### EXERCISE DIRECTIONS
Your task is to filter the entries and copy every line containing the string "hospital".

(Document transcription data)
>>>

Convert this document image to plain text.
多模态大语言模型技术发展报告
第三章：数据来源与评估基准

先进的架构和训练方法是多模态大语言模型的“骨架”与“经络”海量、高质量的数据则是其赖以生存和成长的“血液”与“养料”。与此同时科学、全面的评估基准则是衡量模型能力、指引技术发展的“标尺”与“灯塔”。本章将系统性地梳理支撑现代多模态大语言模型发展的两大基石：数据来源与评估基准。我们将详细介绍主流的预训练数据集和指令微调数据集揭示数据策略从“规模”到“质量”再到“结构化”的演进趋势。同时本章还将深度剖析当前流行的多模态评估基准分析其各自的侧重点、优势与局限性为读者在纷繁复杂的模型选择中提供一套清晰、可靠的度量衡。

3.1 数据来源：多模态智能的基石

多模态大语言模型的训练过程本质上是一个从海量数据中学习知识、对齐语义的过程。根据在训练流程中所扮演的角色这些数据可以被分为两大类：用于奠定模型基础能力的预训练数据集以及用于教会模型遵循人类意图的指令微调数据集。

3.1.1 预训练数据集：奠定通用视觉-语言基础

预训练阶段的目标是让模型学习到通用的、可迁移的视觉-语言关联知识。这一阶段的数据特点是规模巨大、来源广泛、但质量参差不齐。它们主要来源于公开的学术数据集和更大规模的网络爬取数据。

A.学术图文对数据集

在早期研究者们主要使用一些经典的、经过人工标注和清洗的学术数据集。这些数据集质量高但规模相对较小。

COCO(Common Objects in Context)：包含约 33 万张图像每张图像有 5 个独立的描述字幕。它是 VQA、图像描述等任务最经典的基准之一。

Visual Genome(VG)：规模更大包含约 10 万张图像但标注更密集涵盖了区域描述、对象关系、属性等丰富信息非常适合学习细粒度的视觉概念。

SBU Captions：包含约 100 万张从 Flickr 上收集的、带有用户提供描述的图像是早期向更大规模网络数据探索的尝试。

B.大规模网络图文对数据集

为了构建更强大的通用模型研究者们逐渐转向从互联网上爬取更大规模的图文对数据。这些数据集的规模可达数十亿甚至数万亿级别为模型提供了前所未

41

<<<
>>>

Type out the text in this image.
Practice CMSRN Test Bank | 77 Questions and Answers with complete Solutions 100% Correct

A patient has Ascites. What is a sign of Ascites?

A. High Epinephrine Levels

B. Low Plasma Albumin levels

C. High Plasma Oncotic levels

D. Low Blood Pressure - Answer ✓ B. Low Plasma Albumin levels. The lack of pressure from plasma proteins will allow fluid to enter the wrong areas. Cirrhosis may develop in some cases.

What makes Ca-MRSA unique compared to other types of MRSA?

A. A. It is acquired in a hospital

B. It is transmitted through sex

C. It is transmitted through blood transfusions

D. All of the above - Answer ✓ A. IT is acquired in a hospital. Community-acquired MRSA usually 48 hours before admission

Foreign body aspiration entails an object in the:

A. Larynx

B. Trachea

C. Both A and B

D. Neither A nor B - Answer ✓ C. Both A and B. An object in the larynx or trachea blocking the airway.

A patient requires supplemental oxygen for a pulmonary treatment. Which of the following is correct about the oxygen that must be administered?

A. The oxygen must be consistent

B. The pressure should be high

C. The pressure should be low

<<<
>>>

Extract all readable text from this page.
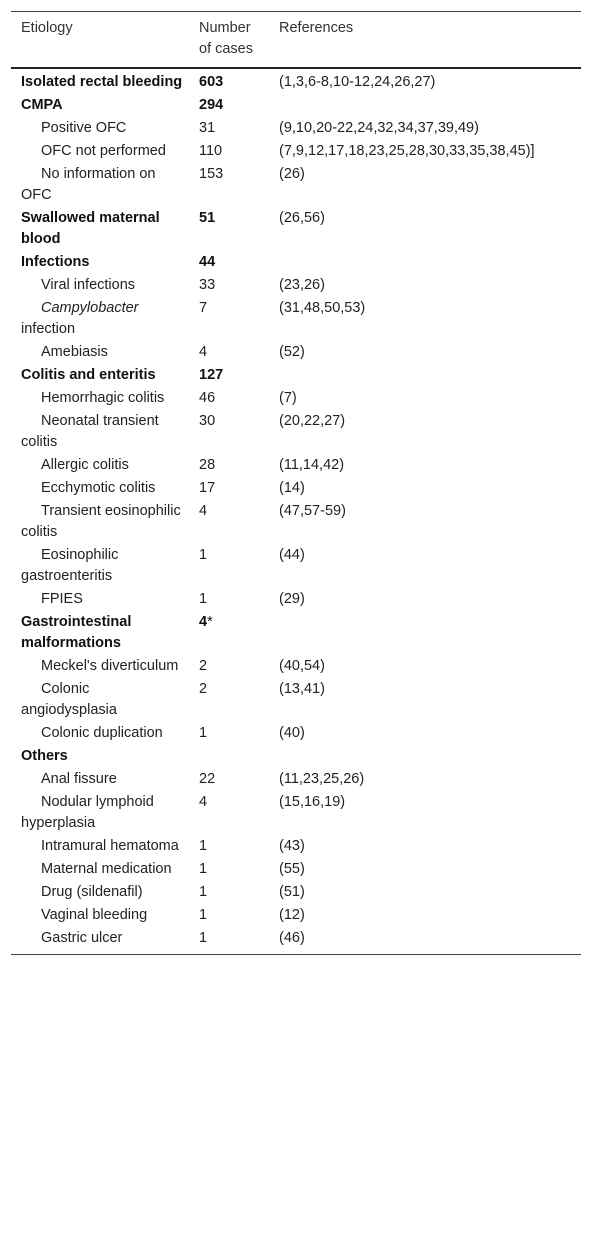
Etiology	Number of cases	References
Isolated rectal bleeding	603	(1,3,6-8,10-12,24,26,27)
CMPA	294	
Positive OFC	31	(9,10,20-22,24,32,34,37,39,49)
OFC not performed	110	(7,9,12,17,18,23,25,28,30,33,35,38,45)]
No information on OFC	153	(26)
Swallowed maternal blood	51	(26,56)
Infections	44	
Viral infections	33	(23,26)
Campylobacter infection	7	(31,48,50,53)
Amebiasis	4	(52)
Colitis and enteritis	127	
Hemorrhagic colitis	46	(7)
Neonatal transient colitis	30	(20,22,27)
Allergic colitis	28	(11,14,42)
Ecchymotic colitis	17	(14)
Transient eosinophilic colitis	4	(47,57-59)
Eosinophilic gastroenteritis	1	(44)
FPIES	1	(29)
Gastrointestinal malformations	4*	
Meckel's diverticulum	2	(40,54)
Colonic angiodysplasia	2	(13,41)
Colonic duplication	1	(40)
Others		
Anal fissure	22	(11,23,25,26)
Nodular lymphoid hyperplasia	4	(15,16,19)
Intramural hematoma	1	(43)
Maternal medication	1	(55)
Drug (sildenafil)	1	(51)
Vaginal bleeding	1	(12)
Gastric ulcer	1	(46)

<<<

### RESPONSE TO THIS TASK
A. A. It is acquired in a hospital
D. All of the above - Answer ✓ A. IT is acquired in a hospital. Community-acquired MRSA usually 48 hours before admission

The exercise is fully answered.